(Data for the task)

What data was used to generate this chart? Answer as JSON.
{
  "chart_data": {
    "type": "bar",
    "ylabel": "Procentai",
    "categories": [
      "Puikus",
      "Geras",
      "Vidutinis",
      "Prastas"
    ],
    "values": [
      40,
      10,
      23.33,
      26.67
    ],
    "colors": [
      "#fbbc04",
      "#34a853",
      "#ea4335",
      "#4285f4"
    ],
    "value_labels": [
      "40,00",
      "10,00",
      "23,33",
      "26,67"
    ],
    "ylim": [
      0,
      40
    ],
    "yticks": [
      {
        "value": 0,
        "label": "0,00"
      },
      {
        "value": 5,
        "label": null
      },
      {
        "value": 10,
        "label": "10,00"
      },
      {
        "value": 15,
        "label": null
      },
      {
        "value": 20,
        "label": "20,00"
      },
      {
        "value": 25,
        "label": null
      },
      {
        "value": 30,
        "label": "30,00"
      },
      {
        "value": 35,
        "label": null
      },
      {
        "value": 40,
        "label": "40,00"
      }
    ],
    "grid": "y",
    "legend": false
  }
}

(Your objective) Write out every record verbatim.

(Answer to the task)
What data was used to generate this chart? Answer as JSON.
{
  "chart_data": {
    "type": "bar",
    "ylabel": "Procentai",
    "categories": [
      "Puikus",
      "Geras",
      "Vidutinis",
      "Prastas"
    ],
    "values": [
      40,
      10,
      23.33,
      26.67
    ],
    "colors": [
      "#fbbc04",
      "#34a853",
      "#ea4335",
      "#4285f4"
    ],
    "value_labels": [
      "40,00",
      "10,00",
      "23,33",
      "26,67"
    ],
    "ylim": [
      0,
      40
    ],
    "yticks": [
      {
        "value": 0,
        "label": "0,00"
      },
      {
        "value": 5,
        "label": null
      },
      {
        "value": 10,
        "label": "10,00"
      },
      {
        "value": 15,
        "label": null
      },
      {
        "value": 20,
        "label": "20,00"
      },
      {
        "value": 25,
        "label": null
      },
      {
        "value": 30,
        "label": "30,00"
      },
      {
        "value": 35,
        "label": null
      },
      {
        "value": 40,
        "label": "40,00"
      }
    ],
    "grid": "y",
    "legend": false
  }
}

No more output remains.